Exercise aim
Look through the material below, count the lines containing the word "factors", and state only the count.

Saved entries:

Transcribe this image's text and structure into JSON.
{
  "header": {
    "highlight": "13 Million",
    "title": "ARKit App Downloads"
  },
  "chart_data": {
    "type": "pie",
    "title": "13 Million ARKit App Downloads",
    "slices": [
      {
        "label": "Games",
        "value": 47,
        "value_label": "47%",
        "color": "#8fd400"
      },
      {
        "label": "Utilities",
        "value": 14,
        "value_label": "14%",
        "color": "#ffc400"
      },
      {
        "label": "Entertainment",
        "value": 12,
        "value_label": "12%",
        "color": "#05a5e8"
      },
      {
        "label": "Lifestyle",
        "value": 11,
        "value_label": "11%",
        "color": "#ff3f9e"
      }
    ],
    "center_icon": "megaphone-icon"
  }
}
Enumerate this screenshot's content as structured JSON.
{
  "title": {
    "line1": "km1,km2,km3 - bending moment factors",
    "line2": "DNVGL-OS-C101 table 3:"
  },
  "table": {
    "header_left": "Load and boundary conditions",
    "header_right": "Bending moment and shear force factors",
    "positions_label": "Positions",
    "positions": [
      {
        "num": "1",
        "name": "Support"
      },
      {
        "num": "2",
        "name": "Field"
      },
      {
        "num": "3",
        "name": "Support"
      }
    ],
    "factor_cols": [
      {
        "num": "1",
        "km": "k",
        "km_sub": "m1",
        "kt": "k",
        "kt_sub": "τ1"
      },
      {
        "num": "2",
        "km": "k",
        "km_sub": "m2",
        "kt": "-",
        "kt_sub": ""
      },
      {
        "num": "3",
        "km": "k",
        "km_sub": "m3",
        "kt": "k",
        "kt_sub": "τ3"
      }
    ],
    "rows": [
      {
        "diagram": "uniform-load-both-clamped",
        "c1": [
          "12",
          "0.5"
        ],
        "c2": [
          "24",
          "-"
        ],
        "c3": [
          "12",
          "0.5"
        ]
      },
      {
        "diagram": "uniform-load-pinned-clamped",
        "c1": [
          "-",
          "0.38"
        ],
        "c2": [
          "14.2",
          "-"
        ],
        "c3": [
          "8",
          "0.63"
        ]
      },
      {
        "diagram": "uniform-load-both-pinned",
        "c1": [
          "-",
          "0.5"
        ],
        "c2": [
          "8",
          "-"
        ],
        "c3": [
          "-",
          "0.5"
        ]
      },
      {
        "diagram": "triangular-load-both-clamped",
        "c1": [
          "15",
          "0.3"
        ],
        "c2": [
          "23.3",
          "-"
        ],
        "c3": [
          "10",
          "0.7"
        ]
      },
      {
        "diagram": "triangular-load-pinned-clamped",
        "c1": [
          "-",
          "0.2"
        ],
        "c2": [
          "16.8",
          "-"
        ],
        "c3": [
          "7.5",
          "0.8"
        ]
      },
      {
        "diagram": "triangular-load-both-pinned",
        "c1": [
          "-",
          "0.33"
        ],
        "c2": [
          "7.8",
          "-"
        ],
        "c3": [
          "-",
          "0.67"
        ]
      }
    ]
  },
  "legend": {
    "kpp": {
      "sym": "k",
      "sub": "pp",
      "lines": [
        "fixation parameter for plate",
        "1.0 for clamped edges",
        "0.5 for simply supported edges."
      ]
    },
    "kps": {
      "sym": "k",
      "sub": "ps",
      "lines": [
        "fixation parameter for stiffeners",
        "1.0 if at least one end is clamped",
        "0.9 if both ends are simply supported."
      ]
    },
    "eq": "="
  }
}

Final result
2